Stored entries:
◇ ◇ ◇ ◇

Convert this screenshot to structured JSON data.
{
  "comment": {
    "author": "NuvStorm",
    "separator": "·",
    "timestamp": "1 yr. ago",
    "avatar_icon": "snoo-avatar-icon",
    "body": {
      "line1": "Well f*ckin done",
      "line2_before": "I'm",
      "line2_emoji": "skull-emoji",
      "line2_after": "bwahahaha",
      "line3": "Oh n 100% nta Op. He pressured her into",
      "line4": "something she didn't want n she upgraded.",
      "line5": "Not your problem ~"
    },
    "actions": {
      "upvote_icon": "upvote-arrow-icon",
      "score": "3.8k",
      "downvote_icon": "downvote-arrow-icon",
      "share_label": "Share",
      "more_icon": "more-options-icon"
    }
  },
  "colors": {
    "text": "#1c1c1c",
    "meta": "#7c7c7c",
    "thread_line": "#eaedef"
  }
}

◇ ◇ ◇ ◇

[INSTRUCTION] All of the lines above need to be given again exactly.

[FULL SOLUTION]
Convert this screenshot to structured JSON data.
{
  "comment": {
    "author": "NuvStorm",
    "separator": "·",
    "timestamp": "1 yr. ago",
    "avatar_icon": "snoo-avatar-icon",
    "body": {
      "line1": "Well f*ckin done",
      "line2_before": "I'm",
      "line2_emoji": "skull-emoji",
      "line2_after": "bwahahaha",
      "line3": "Oh n 100% nta Op. He pressured her into",
      "line4": "something she didn't want n she upgraded.",
      "line5": "Not your problem ~"
    },
    "actions": {
      "upvote_icon": "upvote-arrow-icon",
      "score": "3.8k",
      "downvote_icon": "downvote-arrow-icon",
      "share_label": "Share",
      "more_icon": "more-options-icon"
    }
  },
  "colors": {
    "text": "#1c1c1c",
    "meta": "#7c7c7c",
    "thread_line": "#eaedef"
  }
}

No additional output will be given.